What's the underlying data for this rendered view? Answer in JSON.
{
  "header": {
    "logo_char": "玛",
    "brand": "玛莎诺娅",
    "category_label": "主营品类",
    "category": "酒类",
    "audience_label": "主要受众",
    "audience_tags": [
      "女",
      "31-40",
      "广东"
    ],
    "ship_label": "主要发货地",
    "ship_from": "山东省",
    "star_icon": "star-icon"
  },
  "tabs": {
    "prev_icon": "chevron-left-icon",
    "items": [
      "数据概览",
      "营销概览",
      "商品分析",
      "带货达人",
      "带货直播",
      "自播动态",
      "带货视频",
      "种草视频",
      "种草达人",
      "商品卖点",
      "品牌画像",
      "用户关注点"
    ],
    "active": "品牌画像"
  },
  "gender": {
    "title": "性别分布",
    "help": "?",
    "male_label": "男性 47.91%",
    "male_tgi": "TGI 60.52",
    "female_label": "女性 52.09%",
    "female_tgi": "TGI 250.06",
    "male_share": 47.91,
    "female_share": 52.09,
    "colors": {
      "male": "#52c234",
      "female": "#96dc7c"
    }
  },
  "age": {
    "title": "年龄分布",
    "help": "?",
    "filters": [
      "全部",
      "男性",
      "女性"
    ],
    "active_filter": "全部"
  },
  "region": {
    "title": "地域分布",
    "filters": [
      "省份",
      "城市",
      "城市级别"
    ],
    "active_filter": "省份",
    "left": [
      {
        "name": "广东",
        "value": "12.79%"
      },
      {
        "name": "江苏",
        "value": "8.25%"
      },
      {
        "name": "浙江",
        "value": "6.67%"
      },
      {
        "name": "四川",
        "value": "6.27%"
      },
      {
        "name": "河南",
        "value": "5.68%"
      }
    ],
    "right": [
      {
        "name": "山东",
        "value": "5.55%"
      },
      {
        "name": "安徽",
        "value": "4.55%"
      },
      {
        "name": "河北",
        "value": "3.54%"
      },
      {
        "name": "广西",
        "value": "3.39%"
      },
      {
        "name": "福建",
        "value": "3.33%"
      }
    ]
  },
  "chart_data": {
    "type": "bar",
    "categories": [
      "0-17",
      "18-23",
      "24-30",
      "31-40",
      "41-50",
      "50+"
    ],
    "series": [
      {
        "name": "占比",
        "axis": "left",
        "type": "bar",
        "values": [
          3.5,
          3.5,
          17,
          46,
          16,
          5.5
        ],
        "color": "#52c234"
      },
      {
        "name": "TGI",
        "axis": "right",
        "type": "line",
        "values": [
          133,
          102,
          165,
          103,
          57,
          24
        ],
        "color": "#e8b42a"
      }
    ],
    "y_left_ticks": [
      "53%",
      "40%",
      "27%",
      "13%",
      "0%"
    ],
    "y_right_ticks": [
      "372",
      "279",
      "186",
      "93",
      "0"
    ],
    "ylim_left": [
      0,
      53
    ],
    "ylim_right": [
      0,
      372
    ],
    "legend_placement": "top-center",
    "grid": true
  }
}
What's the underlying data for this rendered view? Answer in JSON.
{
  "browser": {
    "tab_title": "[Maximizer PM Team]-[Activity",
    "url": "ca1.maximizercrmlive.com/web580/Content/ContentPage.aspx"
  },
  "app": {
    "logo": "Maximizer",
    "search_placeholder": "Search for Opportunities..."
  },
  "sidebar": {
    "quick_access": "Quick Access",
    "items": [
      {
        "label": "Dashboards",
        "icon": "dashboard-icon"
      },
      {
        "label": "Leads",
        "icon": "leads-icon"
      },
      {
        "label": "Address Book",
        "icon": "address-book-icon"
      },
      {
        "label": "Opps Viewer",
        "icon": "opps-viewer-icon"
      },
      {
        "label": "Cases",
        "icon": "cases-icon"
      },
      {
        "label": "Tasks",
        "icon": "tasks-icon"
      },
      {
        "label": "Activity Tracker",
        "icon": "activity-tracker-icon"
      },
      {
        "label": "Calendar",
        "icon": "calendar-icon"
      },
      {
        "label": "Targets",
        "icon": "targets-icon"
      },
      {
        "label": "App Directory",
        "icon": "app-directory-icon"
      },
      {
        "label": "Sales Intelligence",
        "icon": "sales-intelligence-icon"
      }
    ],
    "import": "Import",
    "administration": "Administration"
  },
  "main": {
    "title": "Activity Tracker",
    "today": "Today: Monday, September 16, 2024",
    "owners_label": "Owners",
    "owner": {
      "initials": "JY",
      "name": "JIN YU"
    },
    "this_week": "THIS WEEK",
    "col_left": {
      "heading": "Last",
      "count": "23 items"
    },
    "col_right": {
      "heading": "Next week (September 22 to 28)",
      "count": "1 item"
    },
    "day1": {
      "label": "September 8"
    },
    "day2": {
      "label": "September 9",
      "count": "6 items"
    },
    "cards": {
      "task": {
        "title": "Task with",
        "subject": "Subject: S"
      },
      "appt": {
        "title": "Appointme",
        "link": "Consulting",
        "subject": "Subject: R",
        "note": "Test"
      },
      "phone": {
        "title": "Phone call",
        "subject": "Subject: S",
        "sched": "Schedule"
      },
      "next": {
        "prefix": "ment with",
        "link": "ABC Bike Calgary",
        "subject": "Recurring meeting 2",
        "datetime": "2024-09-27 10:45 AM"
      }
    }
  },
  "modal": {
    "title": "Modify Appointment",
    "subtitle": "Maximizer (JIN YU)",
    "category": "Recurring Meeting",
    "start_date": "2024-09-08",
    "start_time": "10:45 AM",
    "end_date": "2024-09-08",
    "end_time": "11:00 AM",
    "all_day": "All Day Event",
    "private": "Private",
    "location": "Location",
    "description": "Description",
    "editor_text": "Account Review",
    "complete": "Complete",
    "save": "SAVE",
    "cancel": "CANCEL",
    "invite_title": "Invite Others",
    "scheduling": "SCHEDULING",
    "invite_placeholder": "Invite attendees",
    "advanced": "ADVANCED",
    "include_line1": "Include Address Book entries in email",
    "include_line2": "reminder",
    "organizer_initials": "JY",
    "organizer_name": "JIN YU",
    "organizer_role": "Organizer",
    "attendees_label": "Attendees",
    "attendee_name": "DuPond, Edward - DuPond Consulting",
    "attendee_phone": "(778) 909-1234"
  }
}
——————
• _THE TASK_: Copy out the material word for word and line for line.

• _FULL ANSWER_:
What's the underlying data for this rendered view? Answer in JSON.
{
  "header": {
    "logo_char": "玛",
    "brand": "玛莎诺娅",
    "category_label": "主营品类",
    "category": "酒类",
    "audience_label": "主要受众",
    "audience_tags": [
      "女",
      "31-40",
      "广东"
    ],
    "ship_label": "主要发货地",
    "ship_from": "山东省",
    "star_icon": "star-icon"
  },
  "tabs": {
    "prev_icon": "chevron-left-icon",
    "items": [
      "数据概览",
      "营销概览",
      "商品分析",
      "带货达人",
      "带货直播",
      "自播动态",
      "带货视频",
      "种草视频",
      "种草达人",
      "商品卖点",
      "品牌画像",
      "用户关注点"
    ],
    "active": "品牌画像"
  },
  "gender": {
    "title": "性别分布",
    "help": "?",
    "male_label": "男性 47.91%",
    "male_tgi": "TGI 60.52",
    "female_label": "女性 52.09%",
    "female_tgi": "TGI 250.06",
    "male_share": 47.91,
    "female_share": 52.09,
    "colors": {
      "male": "#52c234",
      "female": "#96dc7c"
    }
  },
  "age": {
    "title": "年龄分布",
    "help": "?",
    "filters": [
      "全部",
      "男性",
      "女性"
    ],
    "active_filter": "全部"
  },
  "region": {
    "title": "地域分布",
    "filters": [
      "省份",
      "城市",
      "城市级别"
    ],
    "active_filter": "省份",
    "left": [
      {
        "name": "广东",
        "value": "12.79%"
      },
      {
        "name": "江苏",
        "value": "8.25%"
      },
      {
        "name": "浙江",
        "value": "6.67%"
      },
      {
        "name": "四川",
        "value": "6.27%"
      },
      {
        "name": "河南",
        "value": "5.68%"
      }
    ],
    "right": [
      {
        "name": "山东",
        "value": "5.55%"
      },
      {
        "name": "安徽",
        "value": "4.55%"
      },
      {
        "name": "河北",
        "value": "3.54%"
      },
      {
        "name": "广西",
        "value": "3.39%"
      },
      {
        "name": "福建",
        "value": "3.33%"
      }
    ]
  },
  "chart_data": {
    "type": "bar",
    "categories": [
      "0-17",
      "18-23",
      "24-30",
      "31-40",
      "41-50",
      "50+"
    ],
    "series": [
      {
        "name": "占比",
        "axis": "left",
        "type": "bar",
        "values": [
          3.5,
          3.5,
          17,
          46,
          16,
          5.5
        ],
        "color": "#52c234"
      },
      {
        "name": "TGI",
        "axis": "right",
        "type": "line",
        "values": [
          133,
          102,
          165,
          103,
          57,
          24
        ],
        "color": "#e8b42a"
      }
    ],
    "y_left_ticks": [
      "53%",
      "40%",
      "27%",
      "13%",
      "0%"
    ],
    "y_right_ticks": [
      "372",
      "279",
      "186",
      "93",
      "0"
    ],
    "ylim_left": [
      0,
      53
    ],
    "ylim_right": [
      0,
      372
    ],
    "legend_placement": "top-center",
    "grid": true
  }
}
What's the underlying data for this rendered view? Answer in JSON.
{
  "browser": {
    "tab_title": "[Maximizer PM Team]-[Activity",
    "url": "ca1.maximizercrmlive.com/web580/Content/ContentPage.aspx"
  },
  "app": {
    "logo": "Maximizer",
    "search_placeholder": "Search for Opportunities..."
  },
  "sidebar": {
    "quick_access": "Quick Access",
    "items": [
      {
        "label": "Dashboards",
        "icon": "dashboard-icon"
      },
      {
        "label": "Leads",
        "icon": "leads-icon"
      },
      {
        "label": "Address Book",
        "icon": "address-book-icon"
      },
      {
        "label": "Opps Viewer",
        "icon": "opps-viewer-icon"
      },
      {
        "label": "Cases",
        "icon": "cases-icon"
      },
      {
        "label": "Tasks",
        "icon": "tasks-icon"
      },
      {
        "label": "Activity Tracker",
        "icon": "activity-tracker-icon"
      },
      {
        "label": "Calendar",
        "icon": "calendar-icon"
      },
      {
        "label": "Targets",
        "icon": "targets-icon"
      },
      {
        "label": "App Directory",
        "icon": "app-directory-icon"
      },
      {
        "label": "Sales Intelligence",
        "icon": "sales-intelligence-icon"
      }
    ],
    "import": "Import",
    "administration": "Administration"
  },
  "main": {
    "title": "Activity Tracker",
    "today": "Today: Monday, September 16, 2024",
    "owners_label": "Owners",
    "owner": {
      "initials": "JY",
      "name": "JIN YU"
    },
    "this_week": "THIS WEEK",
    "col_left": {
      "heading": "Last",
      "count": "23 items"
    },
    "col_right": {
      "heading": "Next week (September 22 to 28)",
      "count": "1 item"
    },
    "day1": {
      "label": "September 8"
    },
    "day2": {
      "label": "September 9",
      "count": "6 items"
    },
    "cards": {
      "task": {
        "title": "Task with",
        "subject": "Subject: S"
      },
      "appt": {
        "title": "Appointme",
        "link": "Consulting",
        "subject": "Subject: R",
        "note": "Test"
      },
      "phone": {
        "title": "Phone call",
        "subject": "Subject: S",
        "sched": "Schedule"
      },
      "next": {
        "prefix": "ment with",
        "link": "ABC Bike Calgary",
        "subject": "Recurring meeting 2",
        "datetime": "2024-09-27 10:45 AM"
      }
    }
  },
  "modal": {
    "title": "Modify Appointment",
    "subtitle": "Maximizer (JIN YU)",
    "category": "Recurring Meeting",
    "start_date": "2024-09-08",
    "start_time": "10:45 AM",
    "end_date": "2024-09-08",
    "end_time": "11:00 AM",
    "all_day": "All Day Event",
    "private": "Private",
    "location": "Location",
    "description": "Description",
    "editor_text": "Account Review",
    "complete": "Complete",
    "save": "SAVE",
    "cancel": "CANCEL",
    "invite_title": "Invite Others",
    "scheduling": "SCHEDULING",
    "invite_placeholder": "Invite attendees",
    "advanced": "ADVANCED",
    "include_line1": "Include Address Book entries in email",
    "include_line2": "reminder",
    "organizer_initials": "JY",
    "organizer_name": "JIN YU",
    "organizer_role": "Organizer",
    "attendees_label": "Attendees",
    "attendee_name": "DuPond, Edward - DuPond Consulting",
    "attendee_phone": "(778) 909-1234"
  }
}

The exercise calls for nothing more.